Records from a data collection
========
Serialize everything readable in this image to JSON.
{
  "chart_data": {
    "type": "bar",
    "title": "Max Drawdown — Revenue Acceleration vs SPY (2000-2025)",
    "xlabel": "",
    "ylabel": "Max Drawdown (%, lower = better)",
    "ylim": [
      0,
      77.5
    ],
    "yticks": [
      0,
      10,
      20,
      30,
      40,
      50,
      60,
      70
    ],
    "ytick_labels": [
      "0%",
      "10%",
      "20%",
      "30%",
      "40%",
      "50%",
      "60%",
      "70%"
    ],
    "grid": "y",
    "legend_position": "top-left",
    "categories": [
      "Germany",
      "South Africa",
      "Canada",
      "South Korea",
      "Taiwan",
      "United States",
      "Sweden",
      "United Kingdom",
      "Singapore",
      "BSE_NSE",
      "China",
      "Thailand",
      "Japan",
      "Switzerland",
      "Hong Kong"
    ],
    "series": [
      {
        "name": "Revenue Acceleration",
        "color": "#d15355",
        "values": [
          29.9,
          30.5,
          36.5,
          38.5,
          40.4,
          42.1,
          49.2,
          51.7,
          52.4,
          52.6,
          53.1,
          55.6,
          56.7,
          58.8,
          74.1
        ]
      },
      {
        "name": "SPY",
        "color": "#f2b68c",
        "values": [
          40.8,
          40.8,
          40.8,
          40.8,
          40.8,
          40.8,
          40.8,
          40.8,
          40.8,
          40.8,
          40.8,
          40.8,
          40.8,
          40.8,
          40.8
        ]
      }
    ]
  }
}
========
_What the task asks_
Check every line of the data, and copy the ones that contain "Revenue".

_Reply_
    "title": "Max Drawdown — Revenue Acceleration vs SPY (2000-2025)",
        "name": "Revenue Acceleration",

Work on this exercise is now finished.